┌─ DATASET RECORDS

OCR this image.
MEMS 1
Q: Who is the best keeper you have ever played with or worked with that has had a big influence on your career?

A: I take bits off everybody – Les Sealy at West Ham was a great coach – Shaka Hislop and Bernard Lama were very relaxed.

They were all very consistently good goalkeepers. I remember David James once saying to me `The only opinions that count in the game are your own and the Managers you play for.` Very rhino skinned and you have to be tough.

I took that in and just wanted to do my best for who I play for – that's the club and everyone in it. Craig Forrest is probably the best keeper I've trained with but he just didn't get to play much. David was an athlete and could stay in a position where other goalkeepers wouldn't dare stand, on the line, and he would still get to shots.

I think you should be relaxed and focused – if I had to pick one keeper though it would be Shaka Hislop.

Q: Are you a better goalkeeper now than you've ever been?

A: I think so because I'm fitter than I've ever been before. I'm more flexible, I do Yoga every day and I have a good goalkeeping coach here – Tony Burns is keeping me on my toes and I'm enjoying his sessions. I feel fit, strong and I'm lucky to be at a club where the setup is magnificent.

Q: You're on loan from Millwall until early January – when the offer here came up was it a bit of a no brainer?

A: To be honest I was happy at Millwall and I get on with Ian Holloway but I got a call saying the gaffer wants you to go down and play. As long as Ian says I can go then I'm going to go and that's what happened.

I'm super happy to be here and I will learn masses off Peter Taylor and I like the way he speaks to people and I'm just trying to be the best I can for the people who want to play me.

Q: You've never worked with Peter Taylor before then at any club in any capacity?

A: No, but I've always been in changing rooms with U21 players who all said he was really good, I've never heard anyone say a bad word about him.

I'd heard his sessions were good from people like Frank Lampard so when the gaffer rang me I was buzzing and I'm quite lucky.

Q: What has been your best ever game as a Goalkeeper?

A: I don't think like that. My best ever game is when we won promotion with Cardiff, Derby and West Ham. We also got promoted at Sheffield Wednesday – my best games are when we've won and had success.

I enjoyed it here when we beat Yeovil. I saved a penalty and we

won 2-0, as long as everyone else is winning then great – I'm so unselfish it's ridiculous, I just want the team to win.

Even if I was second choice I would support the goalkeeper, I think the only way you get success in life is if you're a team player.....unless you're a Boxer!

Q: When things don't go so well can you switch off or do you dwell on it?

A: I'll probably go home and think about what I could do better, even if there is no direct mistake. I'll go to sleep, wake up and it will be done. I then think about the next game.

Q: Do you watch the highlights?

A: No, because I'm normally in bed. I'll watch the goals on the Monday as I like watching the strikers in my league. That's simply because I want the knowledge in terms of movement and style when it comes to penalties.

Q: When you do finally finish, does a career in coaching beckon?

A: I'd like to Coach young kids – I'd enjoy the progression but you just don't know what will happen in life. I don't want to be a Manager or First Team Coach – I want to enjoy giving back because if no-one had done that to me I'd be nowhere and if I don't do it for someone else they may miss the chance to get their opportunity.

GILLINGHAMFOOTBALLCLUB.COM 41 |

└─

→ **WHAT TO DO**
Gather all lines from the listing above in which "long" occurs.

→ **OUTPUT FOR THIS EXERCISE**
A: To be honest I was happy at Millwall and I get on with Ian Holloway but I got a call saying the gaffer wants you to go down and play. As long as Ian says I can go then I'm going to go and that's what happened.
won 2-0, as long as everyone else is winning then great – I'm so unselfish it's ridiculous, I just want the team to win.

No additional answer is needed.